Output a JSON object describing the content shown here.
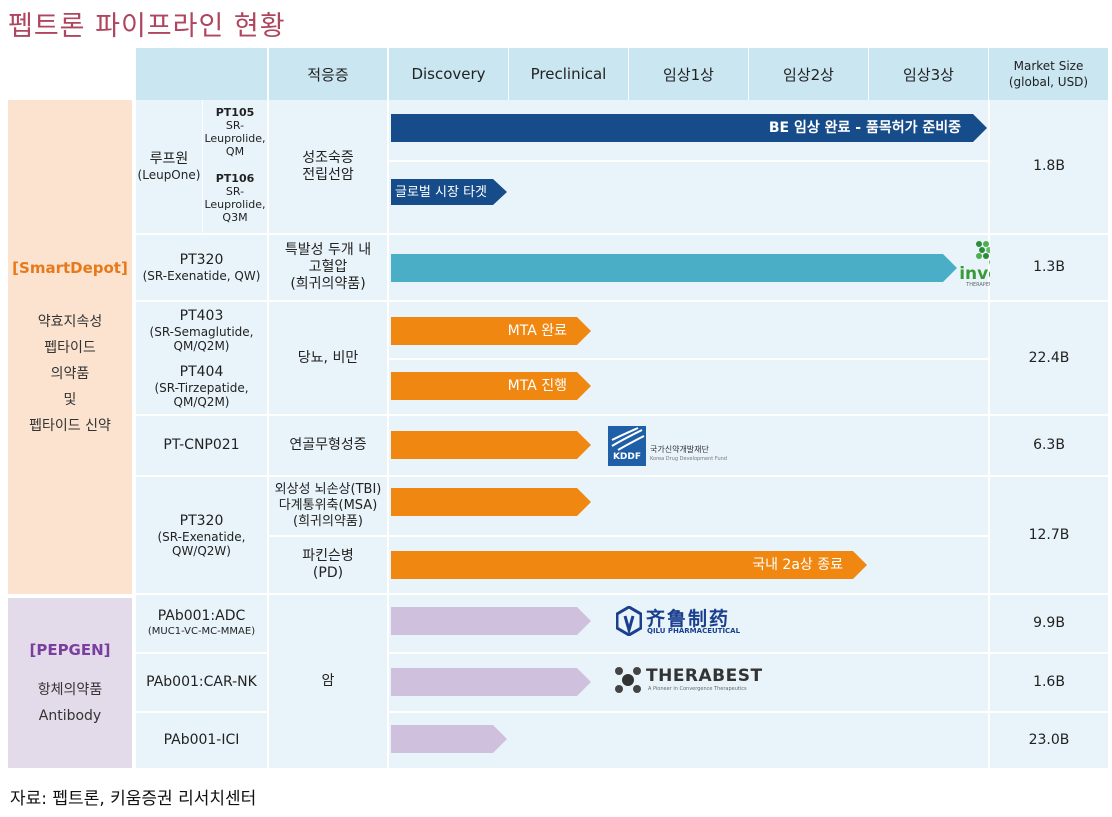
{
  "title": "펩트론 파이프라인 현황",
  "source": "자료: 펩트론, 키움증권 리서치센터",
  "header": {
    "indication": "적응증",
    "stages": [
      "Discovery",
      "Preclinical",
      "임상1상",
      "임상2상",
      "임상3상"
    ],
    "market_line1": "Market Size",
    "market_line2": "(global, USD)"
  },
  "groups": {
    "smartdepot": {
      "name": "[SmartDepot]",
      "desc": [
        "약효지속성",
        "펩타이드",
        "의약품",
        "및",
        "펩타이드 신약"
      ],
      "color": "#fbe3d0",
      "name_color": "#e8791a"
    },
    "pepgen": {
      "name": "[PEPGEN]",
      "desc": [
        "항체의약품",
        "Antibody"
      ],
      "color": "#e4dbea",
      "name_color": "#7a3f9e"
    }
  },
  "products": {
    "luphowon": {
      "name": "루프원",
      "sub": "(LeupOne)"
    },
    "pt105": {
      "code": "PT105",
      "desc": [
        "SR-",
        "Leuprolide,",
        "QM"
      ]
    },
    "pt106": {
      "code": "PT106",
      "desc": [
        "SR-",
        "Leuprolide,",
        "Q3M"
      ]
    },
    "pt320a": {
      "name": "PT320",
      "sub": "(SR-Exenatide, QW)"
    },
    "pt403": {
      "name": "PT403",
      "sub1": "(SR-Semaglutide,",
      "sub2": "QM/Q2M)"
    },
    "pt404": {
      "name": "PT404",
      "sub1": "(SR-Tirzepatide,",
      "sub2": "QM/Q2M)"
    },
    "ptcnp": {
      "name": "PT-CNP021"
    },
    "pt320b": {
      "name": "PT320",
      "sub1": "(SR-Exenatide,",
      "sub2": "QW/Q2W)"
    },
    "adc": {
      "name": "PAb001:ADC",
      "sub": "(MUC1-VC-MC-MMAE)"
    },
    "carnk": {
      "name": "PAb001:CAR-NK"
    },
    "ici": {
      "name": "PAb001-ICI"
    }
  },
  "indications": {
    "prostate": [
      "성조숙증",
      "전립선암"
    ],
    "hypertension": [
      "특발성 두개 내",
      "고혈압",
      "(희귀의약품)"
    ],
    "diabetes": [
      "당뇨, 비만"
    ],
    "achondroplasia": [
      "연골무형성증"
    ],
    "tbi": [
      "외상성 뇌손상(TBI)",
      "다계통위축(MSA)",
      "(희귀의약품)"
    ],
    "parkinson": [
      "파킨슨병",
      "(PD)"
    ],
    "cancer": [
      "암"
    ]
  },
  "arrows": {
    "luphowon_be": {
      "label": "BE 임상 완료 -  품목허가 준비중",
      "color": "#174c8a",
      "progress_stage": 5.0
    },
    "luphowon_global": {
      "label": "글로벌 시장 타겟",
      "color": "#174c8a",
      "progress_stage": 1.0
    },
    "pt320a": {
      "label": "",
      "color": "#4aaec6",
      "progress_stage": 4.75
    },
    "pt403": {
      "label": "MTA 완료",
      "color": "#ef8710",
      "progress_stage": 1.7
    },
    "pt404": {
      "label": "MTA 진행",
      "color": "#ef8710",
      "progress_stage": 1.7
    },
    "ptcnp": {
      "label": "",
      "color": "#ef8710",
      "progress_stage": 1.7
    },
    "tbi": {
      "label": "",
      "color": "#ef8710",
      "progress_stage": 1.7
    },
    "parkinson": {
      "label": "국내 2a상 종료",
      "color": "#ef8710",
      "progress_stage": 4.0
    },
    "adc": {
      "label": "",
      "color": "#cfc1de",
      "progress_stage": 1.7
    },
    "carnk": {
      "label": "",
      "color": "#cfc1de",
      "progress_stage": 1.7
    },
    "ici": {
      "label": "",
      "color": "#cfc1de",
      "progress_stage": 1.0
    }
  },
  "partners": {
    "invex": {
      "name": "invex",
      "sub": "THERAPEUTICS",
      "color": "#3a9a3a"
    },
    "kddf": {
      "name": "KDDF",
      "line1": "국가신약개발재단",
      "line2": "Korea Drug Development Fund",
      "color": "#1e5fa8"
    },
    "qilu": {
      "name": "齐鲁制药",
      "sub": "QILU PHARMACEUTICAL",
      "color": "#1b3f8f"
    },
    "therabest": {
      "name": "THERABEST",
      "sub": "A Pioneer in Convergence Therapeutics",
      "color": "#333333"
    }
  },
  "market": {
    "prostate": "1.8B",
    "hypertension": "1.3B",
    "diabetes": "22.4B",
    "achondroplasia": "6.3B",
    "neuro": "12.7B",
    "adc": "9.9B",
    "carnk": "1.6B",
    "ici": "23.0B"
  }
}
+ + + +
About this task |
Pictures are to be left out; the rest of the listing should be printed exactly.

Finished task |
Output a JSON object describing the content shown here.
{
  "title": "펩트론 파이프라인 현황",
  "source": "자료: 펩트론, 키움증권 리서치센터",
  "header": {
    "indication": "적응증",
    "stages": [
      "Discovery",
      "Preclinical",
      "임상1상",
      "임상2상",
      "임상3상"
    ],
    "market_line1": "Market Size",
    "market_line2": "(global, USD)"
  },
  "groups": {
    "smartdepot": {
      "name": "[SmartDepot]",
      "desc": [
        "약효지속성",
        "펩타이드",
        "의약품",
        "및",
        "펩타이드 신약"
      ],
      "color": "#fbe3d0",
      "name_color": "#e8791a"
    },
    "pepgen": {
      "name": "[PEPGEN]",
      "desc": [
        "항체의약품",
        "Antibody"
      ],
      "color": "#e4dbea",
      "name_color": "#7a3f9e"
    }
  },
  "products": {
    "luphowon": {
      "name": "루프원",
      "sub": "(LeupOne)"
    },
    "pt105": {
      "code": "PT105",
      "desc": [
        "SR-",
        "Leuprolide,",
        "QM"
      ]
    },
    "pt106": {
      "code": "PT106",
      "desc": [
        "SR-",
        "Leuprolide,",
        "Q3M"
      ]
    },
    "pt320a": {
      "name": "PT320",
      "sub": "(SR-Exenatide, QW)"
    },
    "pt403": {
      "name": "PT403",
      "sub1": "(SR-Semaglutide,",
      "sub2": "QM/Q2M)"
    },
    "pt404": {
      "name": "PT404",
      "sub1": "(SR-Tirzepatide,",
      "sub2": "QM/Q2M)"
    },
    "ptcnp": {
      "name": "PT-CNP021"
    },
    "pt320b": {
      "name": "PT320",
      "sub1": "(SR-Exenatide,",
      "sub2": "QW/Q2W)"
    },
    "adc": {
      "name": "PAb001:ADC",
      "sub": "(MUC1-VC-MC-MMAE)"
    },
    "carnk": {
      "name": "PAb001:CAR-NK"
    },
    "ici": {
      "name": "PAb001-ICI"
    }
  },
  "indications": {
    "prostate": [
      "성조숙증",
      "전립선암"
    ],
    "hypertension": [
      "특발성 두개 내",
      "고혈압",
      "(희귀의약품)"
    ],
    "diabetes": [
      "당뇨, 비만"
    ],
    "achondroplasia": [
      "연골무형성증"
    ],
    "tbi": [
      "외상성 뇌손상(TBI)",
      "다계통위축(MSA)",
      "(희귀의약품)"
    ],
    "parkinson": [
      "파킨슨병",
      "(PD)"
    ],
    "cancer": [
      "암"
    ]
  },
  "arrows": {
    "luphowon_be": {
      "label": "BE 임상 완료 -  품목허가 준비중",
      "color": "#174c8a",
      "progress_stage": 5.0
    },
    "luphowon_global": {
      "label": "글로벌 시장 타겟",
      "color": "#174c8a",
      "progress_stage": 1.0
    },
    "pt320a": {
      "label": "",
      "color": "#4aaec6",
      "progress_stage": 4.75
    },
    "pt403": {
      "label": "MTA 완료",
      "color": "#ef8710",
      "progress_stage": 1.7
    },
    "pt404": {
      "label": "MTA 진행",
      "color": "#ef8710",
      "progress_stage": 1.7
    },
    "ptcnp": {
      "label": "",
      "color": "#ef8710",
      "progress_stage": 1.7
    },
    "tbi": {
      "label": "",
      "color": "#ef8710",
      "progress_stage": 1.7
    },
    "parkinson": {
      "label": "국내 2a상 종료",
      "color": "#ef8710",
      "progress_stage": 4.0
    },
    "adc": {
      "label": "",
      "color": "#cfc1de",
      "progress_stage": 1.7
    },
    "carnk": {
      "label": "",
      "color": "#cfc1de",
      "progress_stage": 1.7
    },
    "ici": {
      "label": "",
      "color": "#cfc1de",
      "progress_stage": 1.0
    }
  },
  "partners": {
    "invex": {
      "name": "invex",
      "sub": "THERAPEUTICS",
      "color": "#3a9a3a"
    },
    "kddf": {
      "name": "KDDF",
      "line1": "국가신약개발재단",
      "line2": "Korea Drug Development Fund",
      "color": "#1e5fa8"
    },
    "qilu": {
      "name": "齐鲁制药",
      "sub": "QILU PHARMACEUTICAL",
      "color": "#1b3f8f"
    },
    "therabest": {
      "name": "THERABEST",
      "sub": "A Pioneer in Convergence Therapeutics",
      "color": "#333333"
    }
  },
  "market": {
    "prostate": "1.8B",
    "hypertension": "1.3B",
    "diabetes": "22.4B",
    "achondroplasia": "6.3B",
    "neuro": "12.7B",
    "adc": "9.9B",
    "carnk": "1.6B",
    "ici": "23.0B"
  }
}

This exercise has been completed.